# Start of Exercise data
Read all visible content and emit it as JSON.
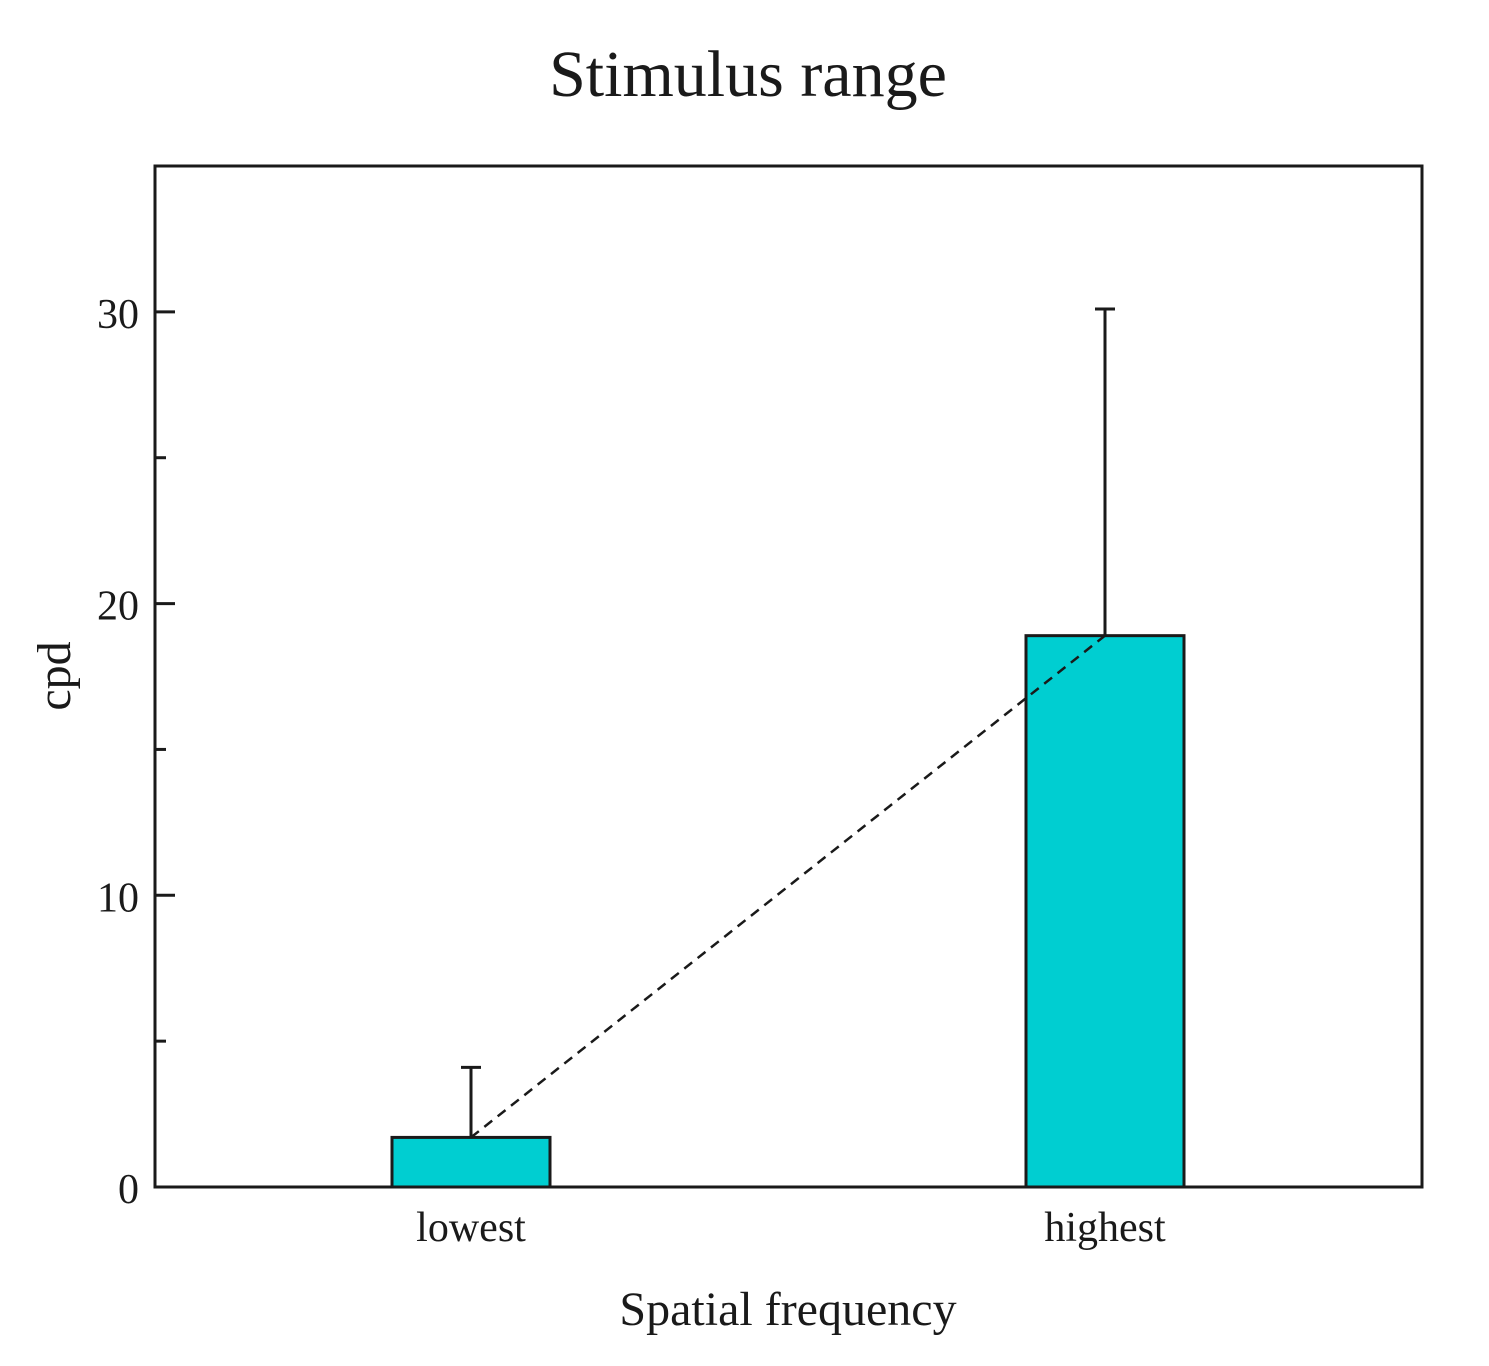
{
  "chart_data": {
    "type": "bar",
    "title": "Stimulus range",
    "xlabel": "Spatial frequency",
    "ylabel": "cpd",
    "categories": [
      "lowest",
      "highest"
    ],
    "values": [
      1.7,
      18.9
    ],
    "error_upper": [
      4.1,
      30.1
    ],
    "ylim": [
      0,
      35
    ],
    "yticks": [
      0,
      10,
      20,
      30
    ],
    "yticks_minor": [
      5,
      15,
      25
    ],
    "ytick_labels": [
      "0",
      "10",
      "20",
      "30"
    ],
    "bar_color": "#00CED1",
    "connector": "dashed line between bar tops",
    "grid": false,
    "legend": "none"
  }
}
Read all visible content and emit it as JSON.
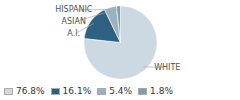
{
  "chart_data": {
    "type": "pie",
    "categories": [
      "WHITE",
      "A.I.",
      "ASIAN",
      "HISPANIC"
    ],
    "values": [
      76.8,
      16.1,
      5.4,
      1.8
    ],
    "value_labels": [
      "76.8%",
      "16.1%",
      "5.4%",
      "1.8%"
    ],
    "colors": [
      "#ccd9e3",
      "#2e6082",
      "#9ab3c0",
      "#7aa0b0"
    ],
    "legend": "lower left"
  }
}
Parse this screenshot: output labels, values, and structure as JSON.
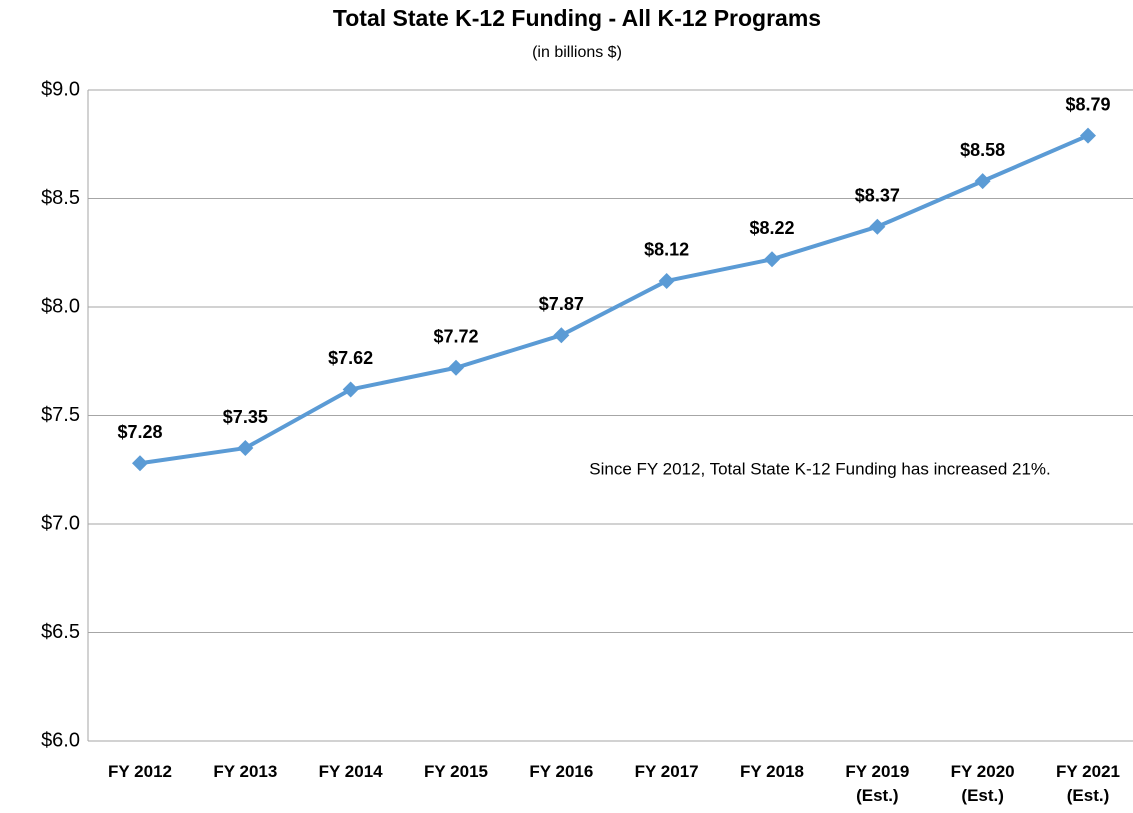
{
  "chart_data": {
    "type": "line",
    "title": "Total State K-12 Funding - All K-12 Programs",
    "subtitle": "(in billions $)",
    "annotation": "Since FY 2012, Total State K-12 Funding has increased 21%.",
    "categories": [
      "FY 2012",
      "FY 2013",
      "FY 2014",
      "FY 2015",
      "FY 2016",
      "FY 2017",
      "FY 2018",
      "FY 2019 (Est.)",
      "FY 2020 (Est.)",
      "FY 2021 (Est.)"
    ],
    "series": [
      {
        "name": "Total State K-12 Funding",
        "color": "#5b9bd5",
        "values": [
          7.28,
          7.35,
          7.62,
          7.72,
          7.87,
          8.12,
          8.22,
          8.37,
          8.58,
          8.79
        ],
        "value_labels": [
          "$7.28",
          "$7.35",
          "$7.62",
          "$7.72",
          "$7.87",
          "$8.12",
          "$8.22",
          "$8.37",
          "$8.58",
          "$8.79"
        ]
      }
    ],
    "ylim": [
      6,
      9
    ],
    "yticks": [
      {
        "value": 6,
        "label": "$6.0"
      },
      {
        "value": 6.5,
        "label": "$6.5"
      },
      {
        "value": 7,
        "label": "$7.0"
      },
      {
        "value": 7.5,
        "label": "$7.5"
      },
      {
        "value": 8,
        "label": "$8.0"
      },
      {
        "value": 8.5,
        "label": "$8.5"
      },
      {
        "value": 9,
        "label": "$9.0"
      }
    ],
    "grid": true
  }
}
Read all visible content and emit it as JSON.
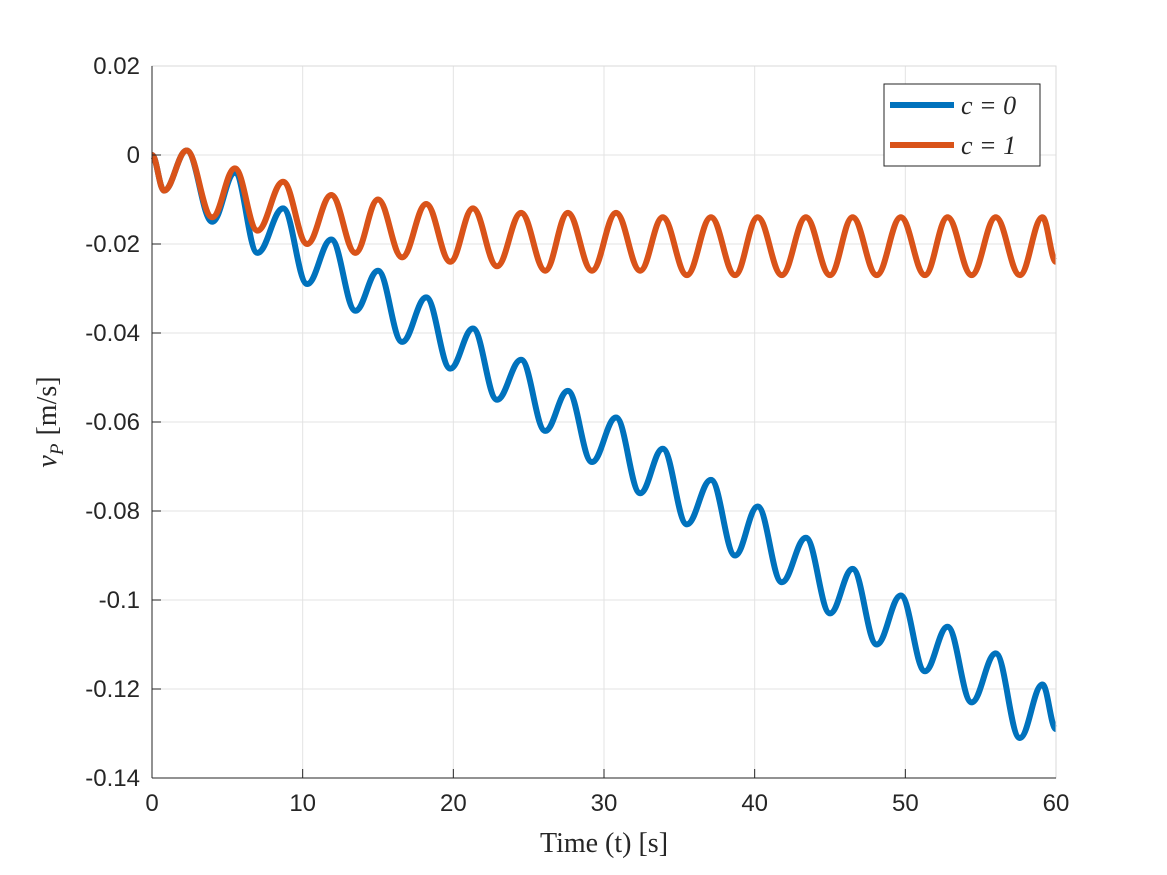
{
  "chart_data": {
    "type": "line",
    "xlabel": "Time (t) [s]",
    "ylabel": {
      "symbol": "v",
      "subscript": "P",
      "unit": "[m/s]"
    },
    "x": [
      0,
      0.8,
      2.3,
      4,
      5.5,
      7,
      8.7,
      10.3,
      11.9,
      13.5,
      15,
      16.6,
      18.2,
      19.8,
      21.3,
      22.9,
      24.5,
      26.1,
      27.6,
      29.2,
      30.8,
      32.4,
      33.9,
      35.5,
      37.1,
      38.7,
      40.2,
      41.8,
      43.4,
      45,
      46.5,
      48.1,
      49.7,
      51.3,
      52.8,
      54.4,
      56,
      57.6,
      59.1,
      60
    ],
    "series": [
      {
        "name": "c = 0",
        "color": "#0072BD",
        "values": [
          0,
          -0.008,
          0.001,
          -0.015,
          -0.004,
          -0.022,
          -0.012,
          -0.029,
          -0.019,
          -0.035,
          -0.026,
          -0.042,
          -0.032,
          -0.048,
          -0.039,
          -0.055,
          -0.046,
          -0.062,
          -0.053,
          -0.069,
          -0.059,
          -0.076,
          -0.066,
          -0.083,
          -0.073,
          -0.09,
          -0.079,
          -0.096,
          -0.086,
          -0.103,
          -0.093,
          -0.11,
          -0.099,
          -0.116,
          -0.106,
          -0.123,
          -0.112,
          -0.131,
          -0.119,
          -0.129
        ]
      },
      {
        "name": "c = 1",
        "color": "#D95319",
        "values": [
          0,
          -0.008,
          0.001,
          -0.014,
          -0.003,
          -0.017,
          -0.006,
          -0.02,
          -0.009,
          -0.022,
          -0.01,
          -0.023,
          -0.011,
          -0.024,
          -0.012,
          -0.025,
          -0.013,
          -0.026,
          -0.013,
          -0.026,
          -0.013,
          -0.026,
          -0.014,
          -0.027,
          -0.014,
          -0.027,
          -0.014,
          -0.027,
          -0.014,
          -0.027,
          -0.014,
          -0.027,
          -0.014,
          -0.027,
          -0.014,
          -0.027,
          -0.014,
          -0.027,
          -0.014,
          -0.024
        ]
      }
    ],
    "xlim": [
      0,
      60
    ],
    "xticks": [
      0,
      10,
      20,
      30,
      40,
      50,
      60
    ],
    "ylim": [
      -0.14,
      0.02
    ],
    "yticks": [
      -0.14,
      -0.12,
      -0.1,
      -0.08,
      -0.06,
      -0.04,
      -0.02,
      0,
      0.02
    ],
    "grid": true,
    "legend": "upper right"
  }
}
# End of Exercise data
■ **Task directions**
Omit the pictures, then quote the rest of the material above exactly.

■ **Solution to this task**
Read all visible content and emit it as JSON.
{
  "chart_data": {
    "type": "bar",
    "title": "Stimulus range",
    "xlabel": "Spatial frequency",
    "ylabel": "cpd",
    "categories": [
      "lowest",
      "highest"
    ],
    "values": [
      1.7,
      18.9
    ],
    "error_upper": [
      4.1,
      30.1
    ],
    "ylim": [
      0,
      35
    ],
    "yticks": [
      0,
      10,
      20,
      30
    ],
    "yticks_minor": [
      5,
      15,
      25
    ],
    "ytick_labels": [
      "0",
      "10",
      "20",
      "30"
    ],
    "bar_color": "#00CED1",
    "connector": "dashed line between bar tops",
    "grid": false,
    "legend": "none"
  }
}
Read all visible content and emit it as JSON.
{
  "chart_data": {
    "type": "pie",
    "categories": [
      "WHITE",
      "A.I.",
      "ASIAN",
      "HISPANIC"
    ],
    "values": [
      76.8,
      16.1,
      5.4,
      1.8
    ],
    "value_labels": [
      "76.8%",
      "16.1%",
      "5.4%",
      "1.8%"
    ],
    "colors": [
      "#ccd9e3",
      "#2e6082",
      "#9ab3c0",
      "#7aa0b0"
    ],
    "legend": "lower left"
  }
}
Parse this screenshot: output labels, values, and structure as JSON.
{
  "chart_data": {
    "type": "line",
    "title": "Total State K-12 Funding - All K-12 Programs",
    "subtitle": "(in billions $)",
    "annotation": "Since FY 2012, Total State K-12 Funding has increased 21%.",
    "categories": [
      "FY 2012",
      "FY 2013",
      "FY 2014",
      "FY 2015",
      "FY 2016",
      "FY 2017",
      "FY 2018",
      "FY 2019 (Est.)",
      "FY 2020 (Est.)",
      "FY 2021 (Est.)"
    ],
    "series": [
      {
        "name": "Total State K-12 Funding",
        "color": "#5b9bd5",
        "values": [
          7.28,
          7.35,
          7.62,
          7.72,
          7.87,
          8.12,
          8.22,
          8.37,
          8.58,
          8.79
        ],
        "value_labels": [
          "$7.28",
          "$7.35",
          "$7.62",
          "$7.72",
          "$7.87",
          "$8.12",
          "$8.22",
          "$8.37",
          "$8.58",
          "$8.79"
        ]
      }
    ],
    "ylim": [
      6,
      9
    ],
    "yticks": [
      {
        "value": 6,
        "label": "$6.0"
      },
      {
        "value": 6.5,
        "label": "$6.5"
      },
      {
        "value": 7,
        "label": "$7.0"
      },
      {
        "value": 7.5,
        "label": "$7.5"
      },
      {
        "value": 8,
        "label": "$8.0"
      },
      {
        "value": 8.5,
        "label": "$8.5"
      },
      {
        "value": 9,
        "label": "$9.0"
      }
    ],
    "grid": true
  }
}
Read all visible content and emit it as JSON.
{
  "chart_data": {
    "type": "line",
    "xlabel": "Time (t) [s]",
    "ylabel": {
      "symbol": "v",
      "subscript": "P",
      "unit": "[m/s]"
    },
    "x": [
      0,
      0.8,
      2.3,
      4,
      5.5,
      7,
      8.7,
      10.3,
      11.9,
      13.5,
      15,
      16.6,
      18.2,
      19.8,
      21.3,
      22.9,
      24.5,
      26.1,
      27.6,
      29.2,
      30.8,
      32.4,
      33.9,
      35.5,
      37.1,
      38.7,
      40.2,
      41.8,
      43.4,
      45,
      46.5,
      48.1,
      49.7,
      51.3,
      52.8,
      54.4,
      56,
      57.6,
      59.1,
      60
    ],
    "series": [
      {
        "name": "c = 0",
        "color": "#0072BD",
        "values": [
          0,
          -0.008,
          0.001,
          -0.015,
          -0.004,
          -0.022,
          -0.012,
          -0.029,
          -0.019,
          -0.035,
          -0.026,
          -0.042,
          -0.032,
          -0.048,
          -0.039,
          -0.055,
          -0.046,
          -0.062,
          -0.053,
          -0.069,
          -0.059,
          -0.076,
          -0.066,
          -0.083,
          -0.073,
          -0.09,
          -0.079,
          -0.096,
          -0.086,
          -0.103,
          -0.093,
          -0.11,
          -0.099,
          -0.116,
          -0.106,
          -0.123,
          -0.112,
          -0.131,
          -0.119,
          -0.129
        ]
      },
      {
        "name": "c = 1",
        "color": "#D95319",
        "values": [
          0,
          -0.008,
          0.001,
          -0.014,
          -0.003,
          -0.017,
          -0.006,
          -0.02,
          -0.009,
          -0.022,
          -0.01,
          -0.023,
          -0.011,
          -0.024,
          -0.012,
          -0.025,
          -0.013,
          -0.026,
          -0.013,
          -0.026,
          -0.013,
          -0.026,
          -0.014,
          -0.027,
          -0.014,
          -0.027,
          -0.014,
          -0.027,
          -0.014,
          -0.027,
          -0.014,
          -0.027,
          -0.014,
          -0.027,
          -0.014,
          -0.027,
          -0.014,
          -0.027,
          -0.014,
          -0.024
        ]
      }
    ],
    "xlim": [
      0,
      60
    ],
    "xticks": [
      0,
      10,
      20,
      30,
      40,
      50,
      60
    ],
    "ylim": [
      -0.14,
      0.02
    ],
    "yticks": [
      -0.14,
      -0.12,
      -0.1,
      -0.08,
      -0.06,
      -0.04,
      -0.02,
      0,
      0.02
    ],
    "grid": true,
    "legend": "upper right"
  }
}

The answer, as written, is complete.